(Saved entries)
>>
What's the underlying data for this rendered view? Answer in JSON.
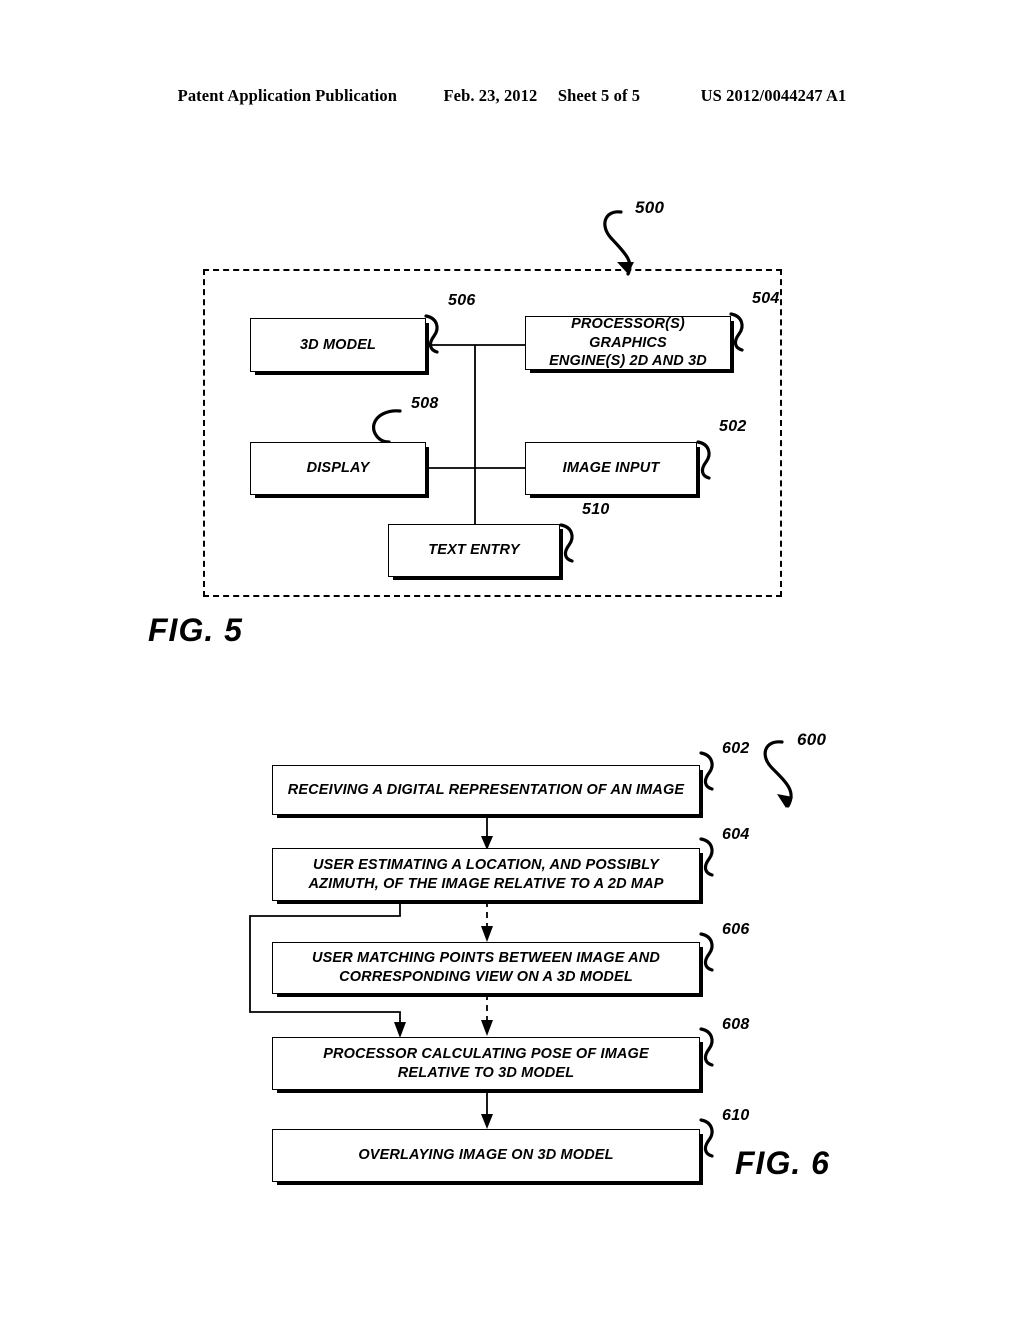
{
  "header": {
    "publication": "Patent Application Publication",
    "date": "Feb. 23, 2012",
    "sheet": "Sheet 5 of 5",
    "docnumber": "US 2012/0044247 A1"
  },
  "figures": [
    {
      "caption": "FIG. 5",
      "system_ref": "500",
      "enclosure": "dashed-system-boundary",
      "blocks": [
        {
          "ref": "506",
          "label": "3D MODEL"
        },
        {
          "ref": "504",
          "label": "PROCESSOR(S) GRAPHICS\nENGINE(S) 2D AND 3D"
        },
        {
          "ref": "508",
          "label": "DISPLAY"
        },
        {
          "ref": "502",
          "label": "IMAGE INPUT"
        },
        {
          "ref": "510",
          "label": "TEXT ENTRY"
        }
      ]
    },
    {
      "caption": "FIG. 6",
      "system_ref": "600",
      "blocks": [
        {
          "ref": "602",
          "label": "RECEIVING A DIGITAL REPRESENTATION OF AN IMAGE"
        },
        {
          "ref": "604",
          "label": "USER ESTIMATING A LOCATION, AND POSSIBLY\nAZIMUTH, OF THE IMAGE RELATIVE TO A 2D MAP"
        },
        {
          "ref": "606",
          "label": "USER MATCHING POINTS BETWEEN IMAGE AND\nCORRESPONDING VIEW ON A 3D MODEL"
        },
        {
          "ref": "608",
          "label": "PROCESSOR CALCULATING POSE OF IMAGE\nRELATIVE TO 3D MODEL"
        },
        {
          "ref": "610",
          "label": "OVERLAYING IMAGE ON 3D MODEL"
        }
      ]
    }
  ],
  "colors": {
    "ink": "#000000",
    "paper": "#ffffff"
  }
}
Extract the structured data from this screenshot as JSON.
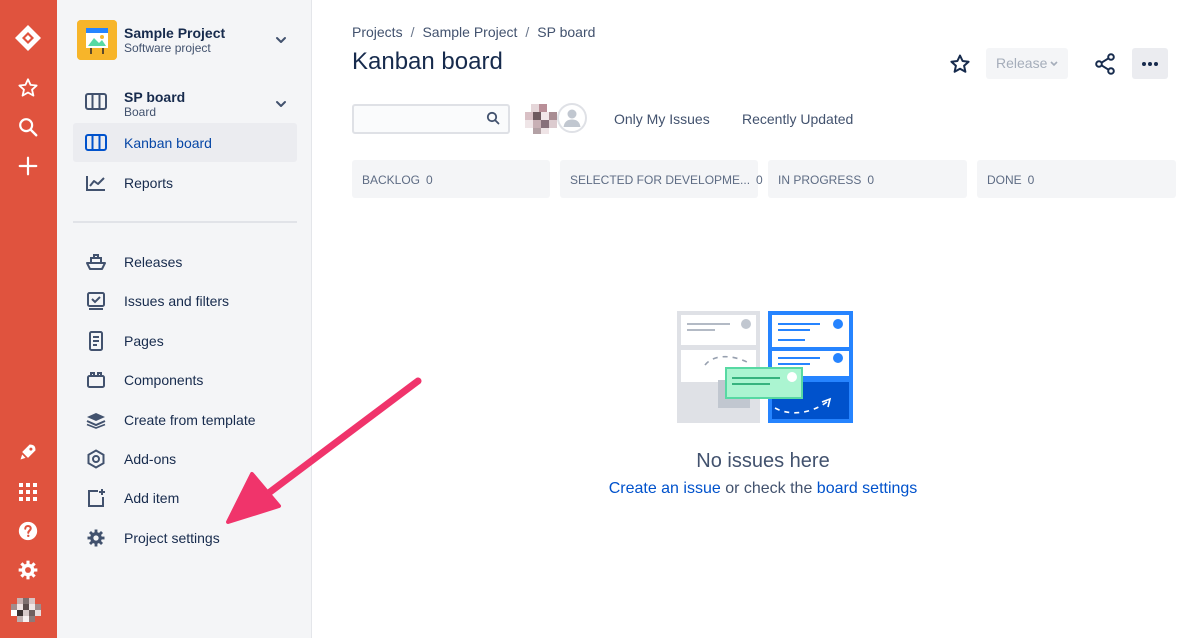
{
  "global_nav": {
    "icons": [
      "jira-logo-icon",
      "star-icon",
      "search-icon",
      "plus-icon",
      "rocket-icon",
      "app-switcher-icon",
      "help-icon",
      "gear-icon",
      "user-avatar"
    ],
    "color": "#e0533e"
  },
  "sidebar": {
    "project_name": "Sample Project",
    "project_type": "Software project",
    "board_name": "SP board",
    "board_type": "Board",
    "items": [
      {
        "label": "Kanban board",
        "icon": "board-icon",
        "active": true
      },
      {
        "label": "Reports",
        "icon": "chart-icon"
      },
      {
        "label": "Releases",
        "icon": "ship-icon"
      },
      {
        "label": "Issues and filters",
        "icon": "filter-icon"
      },
      {
        "label": "Pages",
        "icon": "page-icon"
      },
      {
        "label": "Components",
        "icon": "component-icon"
      },
      {
        "label": "Create from template",
        "icon": "layers-icon"
      },
      {
        "label": "Add-ons",
        "icon": "hexagon-icon"
      },
      {
        "label": "Add item",
        "icon": "add-item-icon"
      },
      {
        "label": "Project settings",
        "icon": "gear-icon"
      }
    ]
  },
  "header": {
    "breadcrumbs": [
      "Projects",
      "Sample Project",
      "SP board"
    ],
    "breadcrumb_separator": "/",
    "title": "Kanban board",
    "release_label": "Release"
  },
  "toolbar": {
    "search_value": "",
    "filters": [
      "Only My Issues",
      "Recently Updated"
    ]
  },
  "columns": [
    {
      "name": "BACKLOG",
      "count": "0"
    },
    {
      "name": "SELECTED FOR DEVELOPME...",
      "count": "0"
    },
    {
      "name": "IN PROGRESS",
      "count": "0"
    },
    {
      "name": "DONE",
      "count": "0"
    }
  ],
  "empty_state": {
    "title": "No issues here",
    "prefix": "",
    "link1": "Create an issue",
    "middle": " or check the ",
    "link2": "board settings"
  },
  "colors": {
    "accent": "#0052cc",
    "annotation_arrow": "#f0346b"
  }
}
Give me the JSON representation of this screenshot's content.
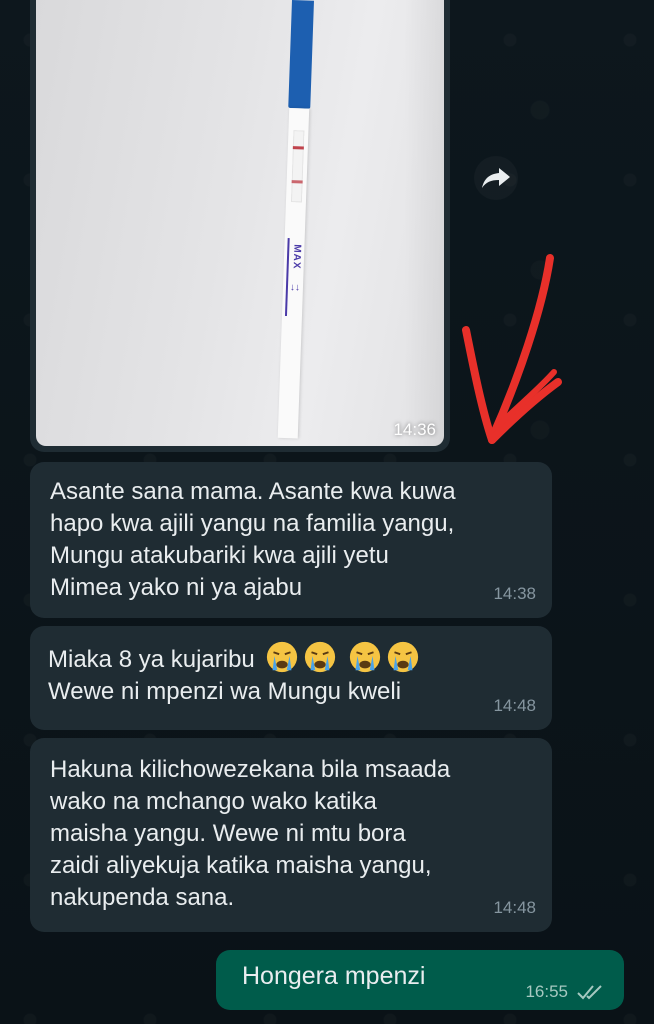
{
  "chat": {
    "messages": [
      {
        "type": "image",
        "time": "14:36",
        "test_strip_label": "MAX"
      },
      {
        "type": "text",
        "direction": "incoming",
        "text": "Asante sana mama. Asante kwa kuwa\nhapo kwa ajili yangu na familia yangu,\nMungu atakubariki kwa ajili yetu\nMimea yako ni ya ajabu",
        "time": "14:38"
      },
      {
        "type": "text",
        "direction": "incoming",
        "line1": "Miaka 8 ya kujaribu",
        "line2": "Wewe ni mpenzi wa Mungu kweli",
        "emoji": [
          "crying-face",
          "crying-face",
          "crying-face",
          "crying-face"
        ],
        "time": "14:48"
      },
      {
        "type": "text",
        "direction": "incoming",
        "text": "Hakuna kilichowezekana bila msaada\nwako na mchango wako katika\nmaisha yangu. Wewe ni mtu bora\nzaidi aliyekuja katika maisha yangu,\nnakupenda sana.",
        "time": "14:48"
      },
      {
        "type": "text",
        "direction": "outgoing",
        "text": "Hongera mpenzi",
        "time": "16:55",
        "status_icon": "double-check-icon"
      }
    ]
  },
  "icons": {
    "forward": "forward-icon",
    "annotation": "red-arrow-annotation"
  },
  "colors": {
    "background": "#0b141a",
    "incoming_bubble": "#1f2c33",
    "outgoing_bubble": "#005c4b",
    "annotation_red": "#e8302a"
  }
}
<<
**Goal**
Reproduce each record above by retyping it exactly; omit all images.

**Answer**
What's the underlying data for this rendered view? Answer in JSON.
{
  "header": {
    "publication": "Patent Application Publication",
    "date": "Feb. 23, 2012",
    "sheet": "Sheet 5 of 5",
    "docnumber": "US 2012/0044247 A1"
  },
  "figures": [
    {
      "caption": "FIG. 5",
      "system_ref": "500",
      "enclosure": "dashed-system-boundary",
      "blocks": [
        {
          "ref": "506",
          "label": "3D MODEL"
        },
        {
          "ref": "504",
          "label": "PROCESSOR(S) GRAPHICS\nENGINE(S) 2D AND 3D"
        },
        {
          "ref": "508",
          "label": "DISPLAY"
        },
        {
          "ref": "502",
          "label": "IMAGE INPUT"
        },
        {
          "ref": "510",
          "label": "TEXT ENTRY"
        }
      ]
    },
    {
      "caption": "FIG. 6",
      "system_ref": "600",
      "blocks": [
        {
          "ref": "602",
          "label": "RECEIVING A DIGITAL REPRESENTATION OF AN IMAGE"
        },
        {
          "ref": "604",
          "label": "USER ESTIMATING A LOCATION, AND POSSIBLY\nAZIMUTH, OF THE IMAGE RELATIVE TO A 2D MAP"
        },
        {
          "ref": "606",
          "label": "USER MATCHING POINTS BETWEEN IMAGE AND\nCORRESPONDING VIEW ON A 3D MODEL"
        },
        {
          "ref": "608",
          "label": "PROCESSOR CALCULATING POSE OF IMAGE\nRELATIVE TO 3D MODEL"
        },
        {
          "ref": "610",
          "label": "OVERLAYING IMAGE ON 3D MODEL"
        }
      ]
    }
  ],
  "colors": {
    "ink": "#000000",
    "paper": "#ffffff"
  }
}
Extract the structured data from this screenshot as JSON.
{
  "global_nav": {
    "icons": [
      "jira-logo-icon",
      "star-icon",
      "search-icon",
      "plus-icon",
      "rocket-icon",
      "app-switcher-icon",
      "help-icon",
      "gear-icon",
      "user-avatar"
    ],
    "color": "#e0533e"
  },
  "sidebar": {
    "project_name": "Sample Project",
    "project_type": "Software project",
    "board_name": "SP board",
    "board_type": "Board",
    "items": [
      {
        "label": "Kanban board",
        "icon": "board-icon",
        "active": true
      },
      {
        "label": "Reports",
        "icon": "chart-icon"
      },
      {
        "label": "Releases",
        "icon": "ship-icon"
      },
      {
        "label": "Issues and filters",
        "icon": "filter-icon"
      },
      {
        "label": "Pages",
        "icon": "page-icon"
      },
      {
        "label": "Components",
        "icon": "component-icon"
      },
      {
        "label": "Create from template",
        "icon": "layers-icon"
      },
      {
        "label": "Add-ons",
        "icon": "hexagon-icon"
      },
      {
        "label": "Add item",
        "icon": "add-item-icon"
      },
      {
        "label": "Project settings",
        "icon": "gear-icon"
      }
    ]
  },
  "header": {
    "breadcrumbs": [
      "Projects",
      "Sample Project",
      "SP board"
    ],
    "breadcrumb_separator": "/",
    "title": "Kanban board",
    "release_label": "Release"
  },
  "toolbar": {
    "search_value": "",
    "filters": [
      "Only My Issues",
      "Recently Updated"
    ]
  },
  "columns": [
    {
      "name": "BACKLOG",
      "count": "0"
    },
    {
      "name": "SELECTED FOR DEVELOPME...",
      "count": "0"
    },
    {
      "name": "IN PROGRESS",
      "count": "0"
    },
    {
      "name": "DONE",
      "count": "0"
    }
  ],
  "empty_state": {
    "title": "No issues here",
    "prefix": "",
    "link1": "Create an issue",
    "middle": " or check the ",
    "link2": "board settings"
  },
  "colors": {
    "accent": "#0052cc",
    "annotation_arrow": "#f0346b"
  }
}
Give me the JSON representation of this screenshot's content.
{
  "chat": {
    "messages": [
      {
        "type": "image",
        "time": "14:36",
        "test_strip_label": "MAX"
      },
      {
        "type": "text",
        "direction": "incoming",
        "text": "Asante sana mama. Asante kwa kuwa\nhapo kwa ajili yangu na familia yangu,\nMungu atakubariki kwa ajili yetu\nMimea yako ni ya ajabu",
        "time": "14:38"
      },
      {
        "type": "text",
        "direction": "incoming",
        "line1": "Miaka 8 ya kujaribu",
        "line2": "Wewe ni mpenzi wa Mungu kweli",
        "emoji": [
          "crying-face",
          "crying-face",
          "crying-face",
          "crying-face"
        ],
        "time": "14:48"
      },
      {
        "type": "text",
        "direction": "incoming",
        "text": "Hakuna kilichowezekana bila msaada\nwako na mchango wako katika\nmaisha yangu. Wewe ni mtu bora\nzaidi aliyekuja katika maisha yangu,\nnakupenda sana.",
        "time": "14:48"
      },
      {
        "type": "text",
        "direction": "outgoing",
        "text": "Hongera mpenzi",
        "time": "16:55",
        "status_icon": "double-check-icon"
      }
    ]
  },
  "icons": {
    "forward": "forward-icon",
    "annotation": "red-arrow-annotation"
  },
  "colors": {
    "background": "#0b141a",
    "incoming_bubble": "#1f2c33",
    "outgoing_bubble": "#005c4b",
    "annotation_red": "#e8302a"
  }
}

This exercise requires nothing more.